- [Exercise requirements]:
List all lines in the material below that contain "caption".

- [Supplied records]:
::::

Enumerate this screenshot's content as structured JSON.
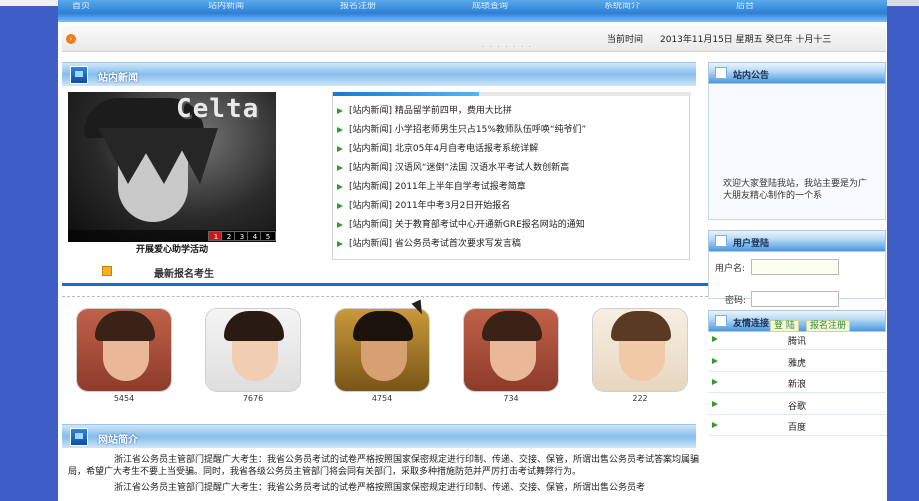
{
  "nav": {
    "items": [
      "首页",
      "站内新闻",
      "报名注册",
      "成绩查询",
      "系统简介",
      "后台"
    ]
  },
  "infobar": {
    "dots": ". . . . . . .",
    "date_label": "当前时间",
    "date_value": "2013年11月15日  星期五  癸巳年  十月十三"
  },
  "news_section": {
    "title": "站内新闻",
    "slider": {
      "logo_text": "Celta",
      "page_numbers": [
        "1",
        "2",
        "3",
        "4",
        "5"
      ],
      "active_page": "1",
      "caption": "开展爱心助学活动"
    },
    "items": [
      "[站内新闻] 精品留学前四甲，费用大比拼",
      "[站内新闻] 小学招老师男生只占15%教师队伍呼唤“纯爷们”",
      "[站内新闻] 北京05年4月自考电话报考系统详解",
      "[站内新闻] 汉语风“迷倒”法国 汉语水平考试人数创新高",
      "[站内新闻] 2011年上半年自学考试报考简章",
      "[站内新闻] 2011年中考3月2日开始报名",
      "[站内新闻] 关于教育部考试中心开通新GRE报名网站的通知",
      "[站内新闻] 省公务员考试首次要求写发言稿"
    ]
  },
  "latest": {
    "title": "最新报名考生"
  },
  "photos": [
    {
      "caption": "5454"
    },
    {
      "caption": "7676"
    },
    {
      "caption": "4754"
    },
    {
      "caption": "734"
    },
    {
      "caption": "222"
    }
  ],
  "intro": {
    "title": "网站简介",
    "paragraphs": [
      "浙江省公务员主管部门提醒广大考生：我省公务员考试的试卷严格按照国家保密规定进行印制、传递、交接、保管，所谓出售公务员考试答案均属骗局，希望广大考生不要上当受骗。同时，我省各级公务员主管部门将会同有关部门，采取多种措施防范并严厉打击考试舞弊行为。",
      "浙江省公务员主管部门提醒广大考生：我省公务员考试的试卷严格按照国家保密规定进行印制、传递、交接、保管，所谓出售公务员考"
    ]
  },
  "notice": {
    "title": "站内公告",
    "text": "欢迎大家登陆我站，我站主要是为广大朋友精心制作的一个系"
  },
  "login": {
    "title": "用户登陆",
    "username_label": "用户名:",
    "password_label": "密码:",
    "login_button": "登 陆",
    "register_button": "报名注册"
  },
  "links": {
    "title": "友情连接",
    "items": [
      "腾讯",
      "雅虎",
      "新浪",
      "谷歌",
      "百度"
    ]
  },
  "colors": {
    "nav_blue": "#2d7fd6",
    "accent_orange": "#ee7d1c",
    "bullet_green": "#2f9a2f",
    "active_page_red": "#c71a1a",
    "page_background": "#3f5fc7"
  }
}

::::

- [Complete answer]:
      "caption": "开展爱心助学活动"
      "caption": "5454"
      "caption": "7676"
      "caption": "4754"
      "caption": "734"
      "caption": "222"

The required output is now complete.